::: Records provided :::

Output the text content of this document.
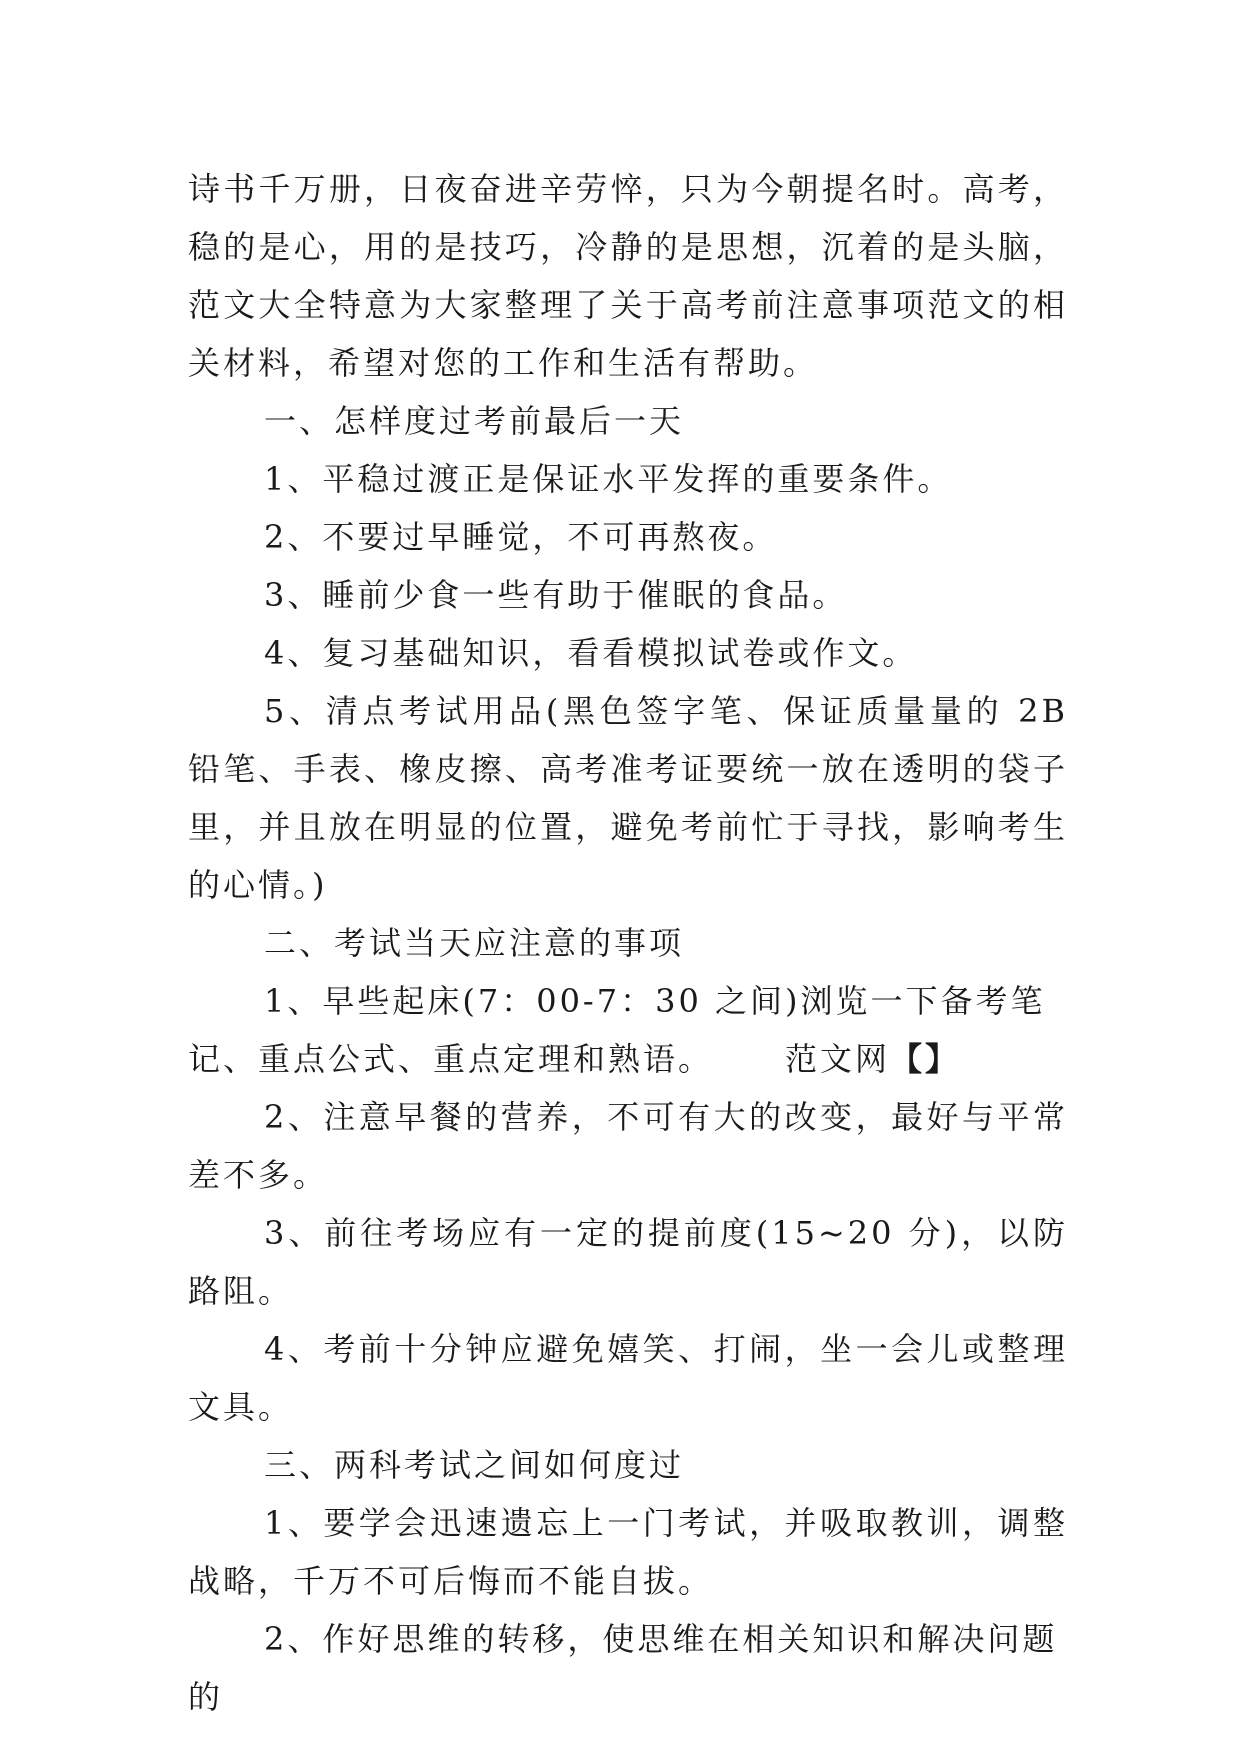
诗书千万册，日夜奋进辛劳悴，只为今朝提名时。高考，稳的是心，用的是技巧，冷静的是思想，沉着的是头脑，范文大全特意为大家整理了关于高考前注意事项范文的相关材料，希望对您的工作和生活有帮助。

一、怎样度过考前最后一天

1、平稳过渡正是保证水平发挥的重要条件。

2、不要过早睡觉，不可再熬夜。

3、睡前少食一些有助于催眠的食品。

4、复习基础知识，看看模拟试卷或作文。

5、清点考试用品(黑色签字笔、保证质量量的 2B 铅笔、手表、橡皮擦、高考准考证要统一放在透明的袋子里，并且放在明显的位置，避免考前忙于寻找，影响考生的心情。)

二、考试当天应注意的事项

1、早些起床(7：00-7：30 之间)浏览一下备考笔记、重点公式、重点定理和熟语。 范文网【】

2、注意早餐的营养，不可有大的改变，最好与平常差不多。

3、前往考场应有一定的提前度(15~20 分)，以防路阻。

4、考前十分钟应避免嬉笑、打闹，坐一会儿或整理文具。

三、两科考试之间如何度过

1、要学会迅速遗忘上一门考试，并吸取教训，调整战略，千万不可后悔而不能自拔。

2、作好思维的转移，使思维在相关知识和解决问题的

:::

**Directions for this task**
Repeat the material above in full and unchanged, minus its images.

**Output of the exercise**
Output the text content of this document.
诗书千万册，日夜奋进辛劳悴，只为今朝提名时。高考，稳的是心，用的是技巧，冷静的是思想，沉着的是头脑，范文大全特意为大家整理了关于高考前注意事项范文的相关材料，希望对您的工作和生活有帮助。

一、怎样度过考前最后一天

1、平稳过渡正是保证水平发挥的重要条件。

2、不要过早睡觉，不可再熬夜。

3、睡前少食一些有助于催眠的食品。

4、复习基础知识，看看模拟试卷或作文。

5、清点考试用品(黑色签字笔、保证质量量的 2B 铅笔、手表、橡皮擦、高考准考证要统一放在透明的袋子里，并且放在明显的位置，避免考前忙于寻找，影响考生的心情。)

二、考试当天应注意的事项

1、早些起床(7：00-7：30 之间)浏览一下备考笔记、重点公式、重点定理和熟语。 范文网【】

2、注意早餐的营养，不可有大的改变，最好与平常差不多。

3、前往考场应有一定的提前度(15~20 分)，以防路阻。

4、考前十分钟应避免嬉笑、打闹，坐一会儿或整理文具。

三、两科考试之间如何度过

1、要学会迅速遗忘上一门考试，并吸取教训，调整战略，千万不可后悔而不能自拔。

2、作好思维的转移，使思维在相关知识和解决问题的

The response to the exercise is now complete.